> _Requirement_: Pick every line from the data that holds the word "indicator".
[start of Material shown]
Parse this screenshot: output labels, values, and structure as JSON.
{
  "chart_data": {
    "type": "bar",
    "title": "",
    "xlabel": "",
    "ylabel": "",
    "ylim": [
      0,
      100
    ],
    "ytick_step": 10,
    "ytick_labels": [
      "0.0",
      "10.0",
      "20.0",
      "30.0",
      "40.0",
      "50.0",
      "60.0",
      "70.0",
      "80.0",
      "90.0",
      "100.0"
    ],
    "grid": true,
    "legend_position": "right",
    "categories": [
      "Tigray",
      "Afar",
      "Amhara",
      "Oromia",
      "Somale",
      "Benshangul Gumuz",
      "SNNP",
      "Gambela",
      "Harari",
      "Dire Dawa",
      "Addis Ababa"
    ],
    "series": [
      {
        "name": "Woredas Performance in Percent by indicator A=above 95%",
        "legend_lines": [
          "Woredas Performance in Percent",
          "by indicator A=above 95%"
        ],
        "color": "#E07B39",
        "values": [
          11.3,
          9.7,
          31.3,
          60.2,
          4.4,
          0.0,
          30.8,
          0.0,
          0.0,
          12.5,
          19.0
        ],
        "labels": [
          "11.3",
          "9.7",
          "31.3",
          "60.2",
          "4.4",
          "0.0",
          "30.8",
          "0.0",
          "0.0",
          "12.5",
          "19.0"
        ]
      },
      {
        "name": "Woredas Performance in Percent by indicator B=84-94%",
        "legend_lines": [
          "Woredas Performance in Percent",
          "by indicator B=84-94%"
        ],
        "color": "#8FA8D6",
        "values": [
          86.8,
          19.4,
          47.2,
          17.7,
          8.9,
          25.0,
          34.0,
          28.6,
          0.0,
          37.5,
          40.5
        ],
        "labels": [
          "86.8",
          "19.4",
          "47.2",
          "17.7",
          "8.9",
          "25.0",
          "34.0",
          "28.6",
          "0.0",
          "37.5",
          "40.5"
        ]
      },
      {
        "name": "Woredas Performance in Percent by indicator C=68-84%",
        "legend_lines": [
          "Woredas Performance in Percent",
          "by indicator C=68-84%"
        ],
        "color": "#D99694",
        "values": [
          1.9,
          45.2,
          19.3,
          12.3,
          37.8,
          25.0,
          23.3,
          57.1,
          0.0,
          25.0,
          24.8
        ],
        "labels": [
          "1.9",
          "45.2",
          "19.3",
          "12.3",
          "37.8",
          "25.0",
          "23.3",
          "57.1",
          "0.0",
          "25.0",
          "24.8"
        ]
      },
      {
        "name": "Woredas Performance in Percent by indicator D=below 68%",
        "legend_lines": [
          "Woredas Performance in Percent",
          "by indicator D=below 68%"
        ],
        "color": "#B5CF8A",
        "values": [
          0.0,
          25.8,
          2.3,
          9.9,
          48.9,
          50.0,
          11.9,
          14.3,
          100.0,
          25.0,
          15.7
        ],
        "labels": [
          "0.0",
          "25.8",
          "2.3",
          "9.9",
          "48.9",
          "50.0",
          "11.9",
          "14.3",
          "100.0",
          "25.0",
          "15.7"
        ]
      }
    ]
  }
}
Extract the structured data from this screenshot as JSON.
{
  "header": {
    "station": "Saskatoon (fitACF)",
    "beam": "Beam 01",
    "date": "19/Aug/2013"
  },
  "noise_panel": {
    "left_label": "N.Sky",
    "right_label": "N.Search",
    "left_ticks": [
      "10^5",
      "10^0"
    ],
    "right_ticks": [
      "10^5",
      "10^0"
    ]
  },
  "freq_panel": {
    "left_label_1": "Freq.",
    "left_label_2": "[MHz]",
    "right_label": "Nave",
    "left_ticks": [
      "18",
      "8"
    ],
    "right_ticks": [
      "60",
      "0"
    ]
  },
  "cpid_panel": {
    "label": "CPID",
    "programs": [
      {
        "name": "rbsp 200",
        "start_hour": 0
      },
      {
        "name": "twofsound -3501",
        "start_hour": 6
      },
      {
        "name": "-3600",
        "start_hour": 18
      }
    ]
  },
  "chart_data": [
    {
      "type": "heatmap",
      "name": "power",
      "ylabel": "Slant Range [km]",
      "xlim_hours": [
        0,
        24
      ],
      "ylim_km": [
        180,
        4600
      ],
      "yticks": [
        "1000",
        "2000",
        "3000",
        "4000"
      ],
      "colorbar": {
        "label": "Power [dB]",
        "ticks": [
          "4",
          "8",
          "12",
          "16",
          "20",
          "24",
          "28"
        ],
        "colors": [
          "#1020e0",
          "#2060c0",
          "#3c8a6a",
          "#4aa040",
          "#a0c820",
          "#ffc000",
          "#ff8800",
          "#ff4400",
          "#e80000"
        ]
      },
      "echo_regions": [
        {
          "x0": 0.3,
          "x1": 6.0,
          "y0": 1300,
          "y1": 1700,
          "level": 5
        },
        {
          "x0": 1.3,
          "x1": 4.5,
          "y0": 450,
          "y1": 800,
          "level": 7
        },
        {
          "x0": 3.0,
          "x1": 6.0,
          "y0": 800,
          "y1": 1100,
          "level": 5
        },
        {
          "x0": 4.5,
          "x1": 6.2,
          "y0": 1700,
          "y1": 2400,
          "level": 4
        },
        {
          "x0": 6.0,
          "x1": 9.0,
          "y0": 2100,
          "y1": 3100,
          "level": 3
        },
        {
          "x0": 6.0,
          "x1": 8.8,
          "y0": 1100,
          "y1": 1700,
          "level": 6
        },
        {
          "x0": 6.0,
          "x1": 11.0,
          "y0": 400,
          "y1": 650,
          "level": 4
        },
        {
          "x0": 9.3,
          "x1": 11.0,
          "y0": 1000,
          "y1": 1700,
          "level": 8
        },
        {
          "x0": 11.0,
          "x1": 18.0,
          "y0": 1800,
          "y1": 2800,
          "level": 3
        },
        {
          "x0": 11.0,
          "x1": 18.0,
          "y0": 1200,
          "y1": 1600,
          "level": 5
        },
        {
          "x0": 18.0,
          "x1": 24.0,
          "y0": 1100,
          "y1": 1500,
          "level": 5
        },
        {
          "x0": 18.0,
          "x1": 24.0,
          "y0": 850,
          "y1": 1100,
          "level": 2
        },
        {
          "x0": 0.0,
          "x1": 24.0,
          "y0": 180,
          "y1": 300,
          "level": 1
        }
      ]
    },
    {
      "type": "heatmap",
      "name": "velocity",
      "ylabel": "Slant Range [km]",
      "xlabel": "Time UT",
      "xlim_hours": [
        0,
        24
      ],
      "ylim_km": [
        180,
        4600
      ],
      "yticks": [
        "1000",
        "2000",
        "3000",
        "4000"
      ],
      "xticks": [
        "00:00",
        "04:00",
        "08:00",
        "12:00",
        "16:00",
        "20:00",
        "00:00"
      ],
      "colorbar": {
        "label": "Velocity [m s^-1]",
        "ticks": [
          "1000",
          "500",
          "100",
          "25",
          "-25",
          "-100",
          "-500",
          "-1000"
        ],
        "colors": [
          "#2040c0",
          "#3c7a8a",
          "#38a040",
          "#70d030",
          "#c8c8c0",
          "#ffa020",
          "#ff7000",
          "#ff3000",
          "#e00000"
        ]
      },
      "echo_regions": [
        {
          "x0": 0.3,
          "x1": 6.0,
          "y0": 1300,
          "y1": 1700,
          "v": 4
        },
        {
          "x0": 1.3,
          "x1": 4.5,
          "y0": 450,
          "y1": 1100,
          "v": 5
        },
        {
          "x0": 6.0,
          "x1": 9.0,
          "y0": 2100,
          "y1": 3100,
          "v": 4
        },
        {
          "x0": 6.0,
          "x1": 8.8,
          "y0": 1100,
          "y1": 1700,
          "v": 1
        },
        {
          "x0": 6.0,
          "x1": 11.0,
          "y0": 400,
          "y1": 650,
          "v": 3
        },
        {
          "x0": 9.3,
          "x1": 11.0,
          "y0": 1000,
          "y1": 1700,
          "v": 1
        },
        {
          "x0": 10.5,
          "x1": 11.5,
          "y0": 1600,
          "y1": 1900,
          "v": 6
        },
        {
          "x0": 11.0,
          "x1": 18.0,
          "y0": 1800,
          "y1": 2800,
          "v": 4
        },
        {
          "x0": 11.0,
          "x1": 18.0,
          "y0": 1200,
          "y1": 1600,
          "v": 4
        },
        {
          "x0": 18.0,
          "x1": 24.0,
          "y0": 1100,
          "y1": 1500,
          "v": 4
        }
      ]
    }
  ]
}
[end of Material shown]
> _Solution for this problem_:
        "name": "Woredas Performance in Percent by indicator A=above 95%",
          "by indicator A=above 95%"
        "name": "Woredas Performance in Percent by indicator B=84-94%",
          "by indicator B=84-94%"
        "name": "Woredas Performance in Percent by indicator C=68-84%",
          "by indicator C=68-84%"
        "name": "Woredas Performance in Percent by indicator D=below 68%",
          "by indicator D=below 68%"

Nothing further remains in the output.